Some records ::
===============
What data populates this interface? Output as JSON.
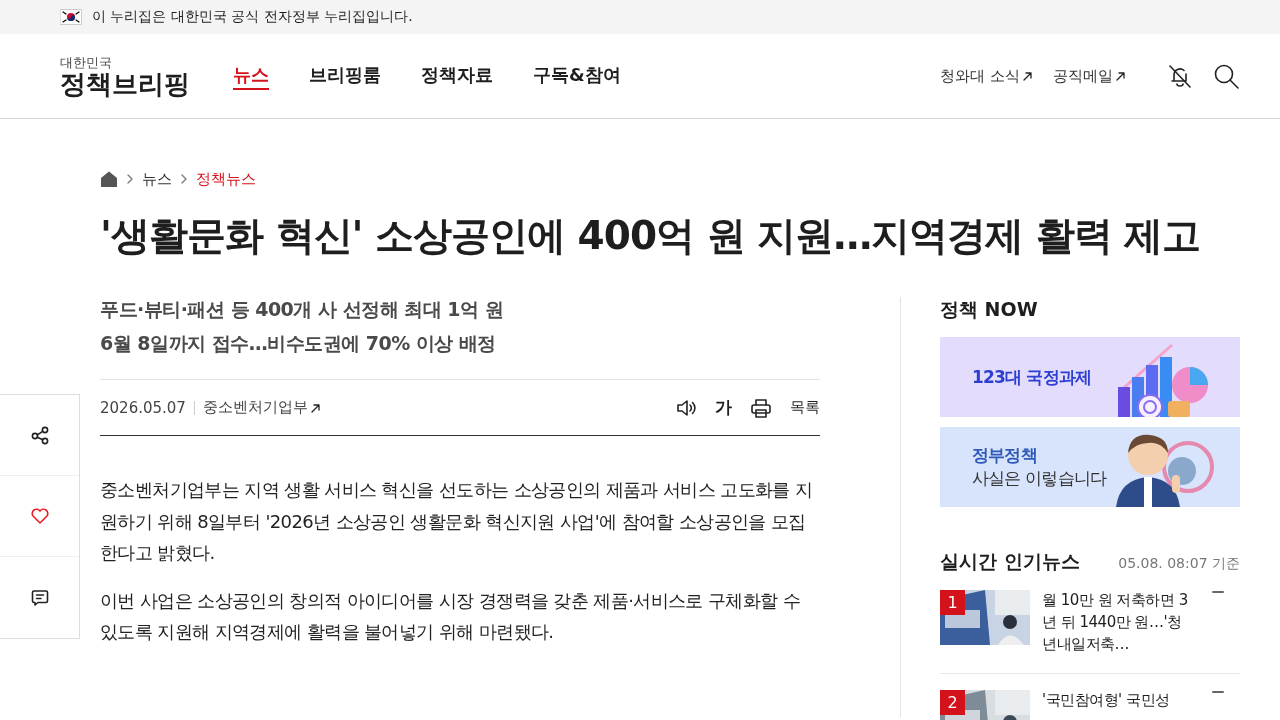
{
  "gov_banner": {
    "text": "이 누리집은 대한민국 공식 전자정부 누리집입니다."
  },
  "logo": {
    "small": "대한민국",
    "main": "정책브리핑"
  },
  "nav": [
    {
      "label": "뉴스",
      "selected": true
    },
    {
      "label": "브리핑룸",
      "selected": false
    },
    {
      "label": "정책자료",
      "selected": false
    },
    {
      "label": "구독&참여",
      "selected": false
    }
  ],
  "utility_links": [
    "청와대 소식",
    "공직메일"
  ],
  "breadcrumb": [
    {
      "label": "뉴스",
      "selected": false
    },
    {
      "label": "정책뉴스",
      "selected": true
    }
  ],
  "headline": "'생활문화 혁신' 소상공인에 400억 원 지원…지역경제 활력 제고",
  "subheadlines": [
    "푸드·뷰티·패션 등 400개 사 선정해 최대 1억 원",
    "6월 8일까지 접수…비수도권에 70% 이상 배정"
  ],
  "meta": {
    "date": "2026.05.07",
    "source": "중소벤처기업부"
  },
  "tools": {
    "font_size": "가",
    "list": "목록"
  },
  "body": [
    "중소벤처기업부는 지역 생활 서비스 혁신을 선도하는 소상공인의 제품과 서비스 고도화를 지원하기 위해 8일부터 '2026년 소상공인 생활문화 혁신지원 사업'에 참여할 소상공인을 모집한다고 밝혔다.",
    "이번 사업은 소상공인의 창의적 아이디어를 시장 경쟁력을 갖춘 제품·서비스로 구체화할 수 있도록 지원해 지역경제에 활력을 불어넣기 위해 마련됐다."
  ],
  "side_actions": [
    {
      "kind": "share"
    },
    {
      "kind": "like"
    },
    {
      "kind": "comment"
    }
  ],
  "sidebar": {
    "now_title": "정책 NOW",
    "banners": [
      {
        "kind": "chart",
        "lines": [
          "123대 국정과제"
        ]
      },
      {
        "kind": "person",
        "lines": [
          "정부정책",
          "사실은 이렇습니다"
        ]
      }
    ],
    "popular": {
      "title": "실시간 인기뉴스",
      "timestamp": "05.08. 08:07 기준",
      "items": [
        {
          "rank": "1",
          "title": "월 10만 원 저축하면 3년 뒤 1440만 원…'청년내일저축…"
        },
        {
          "rank": "2",
          "title": "'국민참여형' 국민성"
        }
      ]
    }
  }
}
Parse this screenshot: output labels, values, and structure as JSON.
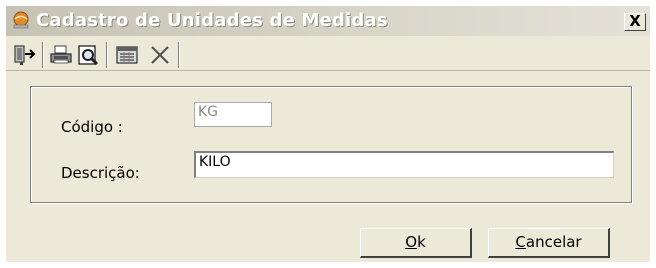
{
  "window": {
    "title": "Cadastro de Unidades de Medidas",
    "close_label": "X",
    "title_icon": "app-globe-icon"
  },
  "toolbar": {
    "buttons": [
      {
        "icon": "exit-door-icon",
        "label": ""
      },
      {
        "icon": "print-icon",
        "label": ""
      },
      {
        "icon": "print-preview-icon",
        "label": ""
      },
      {
        "icon": "list-icon",
        "label": ""
      },
      {
        "icon": "delete-x-icon",
        "label": ""
      }
    ]
  },
  "form": {
    "codigo_label": "Código :",
    "codigo_value": "KG",
    "descricao_label": "Descrição:",
    "descricao_value": "KILO"
  },
  "buttons": {
    "ok_mnemonic": "O",
    "ok_rest": "k",
    "cancel_mnemonic": "C",
    "cancel_rest": "ancelar"
  },
  "colors": {
    "window_bg": "#ece9d8",
    "title_gradient_start": "#c6c3b5",
    "title_text": "#ffffff",
    "field_border": "#7f9db9"
  }
}
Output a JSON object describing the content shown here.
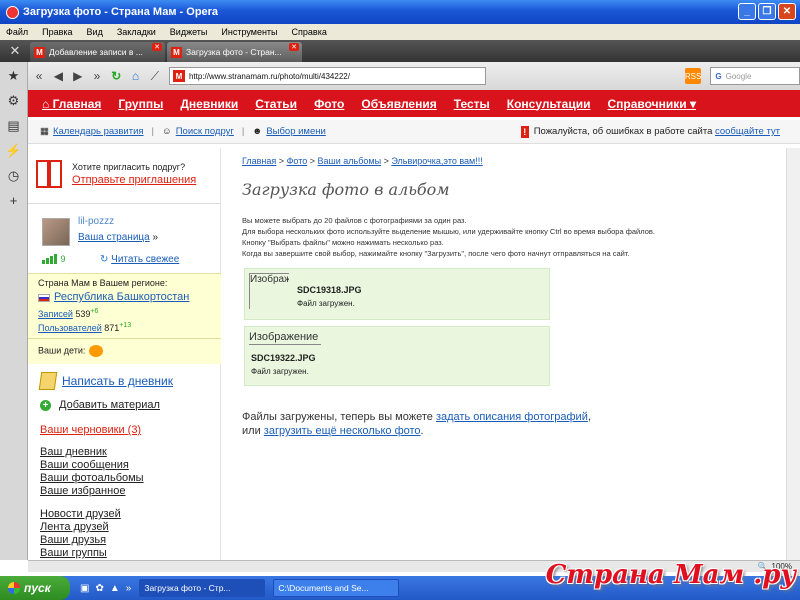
{
  "window": {
    "title": "Загрузка фото - Страна Мам - Opera"
  },
  "menubar": [
    "Файл",
    "Правка",
    "Вид",
    "Закладки",
    "Виджеты",
    "Инструменты",
    "Справка"
  ],
  "tabs": [
    {
      "label": "Добавление записи в ...",
      "active": false
    },
    {
      "label": "Загрузка фото - Стран...",
      "active": true
    }
  ],
  "address": {
    "url": "http://www.stranamam.ru/photo/multi/434222/",
    "search_placeholder": "Google"
  },
  "site_nav": [
    "Главная",
    "Группы",
    "Дневники",
    "Статьи",
    "Фото",
    "Объявления",
    "Тесты",
    "Консультации",
    "Справочники"
  ],
  "subbar": {
    "calendar": "Календарь развития",
    "friends": "Поиск подруг",
    "names": "Выбор имени",
    "warn_text": "Пожалуйста, об ошибках в работе сайта",
    "warn_link": "сообщайте тут"
  },
  "invite": {
    "text": "Хотите пригласить подруг?",
    "link": "Отправьте приглашения"
  },
  "user": {
    "name": "lil-pozzz",
    "page_link": "Ваша страница",
    "rating": "9",
    "fresh": "Читать свежее"
  },
  "region": {
    "title": "Страна Мам в Вашем регионе:",
    "name": "Республика Башкортостан",
    "records_label": "Записей",
    "records": "539",
    "records_new": "+6",
    "users_label": "Пользователей",
    "users": "871",
    "users_new": "+13"
  },
  "kids": {
    "label": "Ваши дети:"
  },
  "left_menu": {
    "write": "Написать в дневник",
    "add": "Добавить материал",
    "drafts": "Ваши черновики",
    "drafts_count": "(3)",
    "group1": [
      "Ваш дневник",
      "Ваши сообщения",
      "Ваши фотоальбомы",
      "Ваше избранное"
    ],
    "group2": [
      "Новости друзей",
      "Лента друзей",
      "Ваши друзья",
      "Ваши группы"
    ]
  },
  "content": {
    "crumbs": [
      "Главная",
      "Фото",
      "Ваши альбомы",
      "Эльвирочка,это вам!!!"
    ],
    "crumb_sep": ">",
    "title": "Загрузка фото в альбом",
    "desc": [
      "Вы можете выбрать до 20 файлов с фотографиями за один раз.",
      "Для выбора нескольких фото используйте выделение мышью, или удерживайте кнопку Ctrl во время выбора файлов.",
      "Кнопку \"Выбрать файлы\" можно нажимать несколько раз.",
      "Когда вы завершите свой выбор, нажимайте кнопку \"Загрузить\", после чего фото начнут отправляться на сайт."
    ],
    "photos": [
      {
        "img_alt": "Изображение",
        "file": "SDC19318.JPG",
        "status": "Файл загружен."
      },
      {
        "img_alt": "Изображение",
        "file": "SDC19322.JPG",
        "status": "Файл загружен."
      }
    ],
    "done_text": "Файлы загружены, теперь вы можете",
    "done_link1": "задать описания фотографий",
    "done_or": "или",
    "done_link2": "загрузить ещё несколько фото"
  },
  "status": {
    "zoom": "100%"
  },
  "taskbar": {
    "start": "пуск",
    "tasks": [
      "Загрузка фото - Стр...",
      "C:\\Documents and Se..."
    ]
  },
  "brand": "Страна Мам .ру",
  "colors": {
    "accent": "#d8131c",
    "link": "#1a5db8",
    "success_bg": "#eaf7de"
  }
}
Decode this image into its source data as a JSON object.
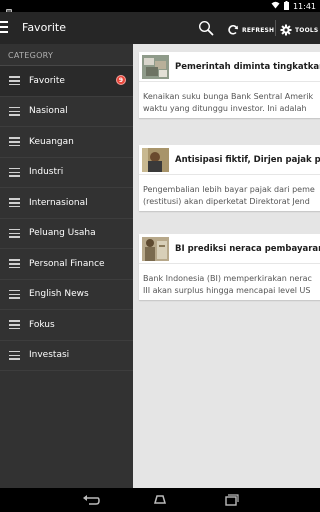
===============
Copy the material exactly. Do not include the pictures.

Task response ::
What data populates this interface? Output as JSON.
{
  "gov_banner": {
    "text": "이 누리집은 대한민국 공식 전자정부 누리집입니다."
  },
  "logo": {
    "small": "대한민국",
    "main": "정책브리핑"
  },
  "nav": [
    {
      "label": "뉴스",
      "selected": true
    },
    {
      "label": "브리핑룸",
      "selected": false
    },
    {
      "label": "정책자료",
      "selected": false
    },
    {
      "label": "구독&참여",
      "selected": false
    }
  ],
  "utility_links": [
    "청와대 소식",
    "공직메일"
  ],
  "breadcrumb": [
    {
      "label": "뉴스",
      "selected": false
    },
    {
      "label": "정책뉴스",
      "selected": true
    }
  ],
  "headline": "'생활문화 혁신' 소상공인에 400억 원 지원…지역경제 활력 제고",
  "subheadlines": [
    "푸드·뷰티·패션 등 400개 사 선정해 최대 1억 원",
    "6월 8일까지 접수…비수도권에 70% 이상 배정"
  ],
  "meta": {
    "date": "2026.05.07",
    "source": "중소벤처기업부"
  },
  "tools": {
    "font_size": "가",
    "list": "목록"
  },
  "body": [
    "중소벤처기업부는 지역 생활 서비스 혁신을 선도하는 소상공인의 제품과 서비스 고도화를 지원하기 위해 8일부터 '2026년 소상공인 생활문화 혁신지원 사업'에 참여할 소상공인을 모집한다고 밝혔다.",
    "이번 사업은 소상공인의 창의적 아이디어를 시장 경쟁력을 갖춘 제품·서비스로 구체화할 수 있도록 지원해 지역경제에 활력을 불어넣기 위해 마련됐다."
  ],
  "side_actions": [
    {
      "kind": "share"
    },
    {
      "kind": "like"
    },
    {
      "kind": "comment"
    }
  ],
  "sidebar": {
    "now_title": "정책 NOW",
    "banners": [
      {
        "kind": "chart",
        "lines": [
          "123대 국정과제"
        ]
      },
      {
        "kind": "person",
        "lines": [
          "정부정책",
          "사실은 이렇습니다"
        ]
      }
    ],
    "popular": {
      "title": "실시간 인기뉴스",
      "timestamp": "05.08. 08:07 기준",
      "items": [
        {
          "rank": "1",
          "title": "월 10만 원 저축하면 3년 뒤 1440만 원…'청년내일저축…"
        },
        {
          "rank": "2",
          "title": "'국민참여형' 국민성"
        }
      ]
    }
  }
}
Parse this screenshot: output labels, values, and structure as JSON.
{
  "window": {
    "title": "Cadastro de Unidades de Medidas",
    "close_label": "X",
    "title_icon": "app-globe-icon"
  },
  "toolbar": {
    "buttons": [
      {
        "icon": "exit-door-icon",
        "label": ""
      },
      {
        "icon": "print-icon",
        "label": ""
      },
      {
        "icon": "print-preview-icon",
        "label": ""
      },
      {
        "icon": "list-icon",
        "label": ""
      },
      {
        "icon": "delete-x-icon",
        "label": ""
      }
    ]
  },
  "form": {
    "codigo_label": "Código :",
    "codigo_value": "KG",
    "descricao_label": "Descrição:",
    "descricao_value": "KILO"
  },
  "buttons": {
    "ok_mnemonic": "O",
    "ok_rest": "k",
    "cancel_mnemonic": "C",
    "cancel_rest": "ancelar"
  },
  "colors": {
    "window_bg": "#ece9d8",
    "title_gradient_start": "#c6c3b5",
    "title_text": "#ffffff",
    "field_border": "#7f9db9"
  }
}
Output a JSON object describing the content shown here.
{
  "window": {
    "title": "Загрузка фото - Страна Мам - Opera"
  },
  "menubar": [
    "Файл",
    "Правка",
    "Вид",
    "Закладки",
    "Виджеты",
    "Инструменты",
    "Справка"
  ],
  "tabs": [
    {
      "label": "Добавление записи в ...",
      "active": false
    },
    {
      "label": "Загрузка фото - Стран...",
      "active": true
    }
  ],
  "address": {
    "url": "http://www.stranamam.ru/photo/multi/434222/",
    "search_placeholder": "Google"
  },
  "site_nav": [
    "Главная",
    "Группы",
    "Дневники",
    "Статьи",
    "Фото",
    "Объявления",
    "Тесты",
    "Консультации",
    "Справочники"
  ],
  "subbar": {
    "calendar": "Календарь развития",
    "friends": "Поиск подруг",
    "names": "Выбор имени",
    "warn_text": "Пожалуйста, об ошибках в работе сайта",
    "warn_link": "сообщайте тут"
  },
  "invite": {
    "text": "Хотите пригласить подруг?",
    "link": "Отправьте приглашения"
  },
  "user": {
    "name": "lil-pozzz",
    "page_link": "Ваша страница",
    "rating": "9",
    "fresh": "Читать свежее"
  },
  "region": {
    "title": "Страна Мам в Вашем регионе:",
    "name": "Республика Башкортостан",
    "records_label": "Записей",
    "records": "539",
    "records_new": "+6",
    "users_label": "Пользователей",
    "users": "871",
    "users_new": "+13"
  },
  "kids": {
    "label": "Ваши дети:"
  },
  "left_menu": {
    "write": "Написать в дневник",
    "add": "Добавить материал",
    "drafts": "Ваши черновики",
    "drafts_count": "(3)",
    "group1": [
      "Ваш дневник",
      "Ваши сообщения",
      "Ваши фотоальбомы",
      "Ваше избранное"
    ],
    "group2": [
      "Новости друзей",
      "Лента друзей",
      "Ваши друзья",
      "Ваши группы"
    ]
  },
  "content": {
    "crumbs": [
      "Главная",
      "Фото",
      "Ваши альбомы",
      "Эльвирочка,это вам!!!"
    ],
    "crumb_sep": ">",
    "title": "Загрузка фото в альбом",
    "desc": [
      "Вы можете выбрать до 20 файлов с фотографиями за один раз.",
      "Для выбора нескольких фото используйте выделение мышью, или удерживайте кнопку Ctrl во время выбора файлов.",
      "Кнопку \"Выбрать файлы\" можно нажимать несколько раз.",
      "Когда вы завершите свой выбор, нажимайте кнопку \"Загрузить\", после чего фото начнут отправляться на сайт."
    ],
    "photos": [
      {
        "img_alt": "Изображение",
        "file": "SDC19318.JPG",
        "status": "Файл загружен."
      },
      {
        "img_alt": "Изображение",
        "file": "SDC19322.JPG",
        "status": "Файл загружен."
      }
    ],
    "done_text": "Файлы загружены, теперь вы можете",
    "done_link1": "задать описания фотографий",
    "done_or": "или",
    "done_link2": "загрузить ещё несколько фото"
  },
  "status": {
    "zoom": "100%"
  },
  "taskbar": {
    "start": "пуск",
    "tasks": [
      "Загрузка фото - Стр...",
      "C:\\Documents and Se..."
    ]
  },
  "brand": "Страна Мам .ру",
  "colors": {
    "accent": "#d8131c",
    "link": "#1a5db8",
    "success_bg": "#eaf7de"
  }
}
Decode this image into its source data as a JSON object.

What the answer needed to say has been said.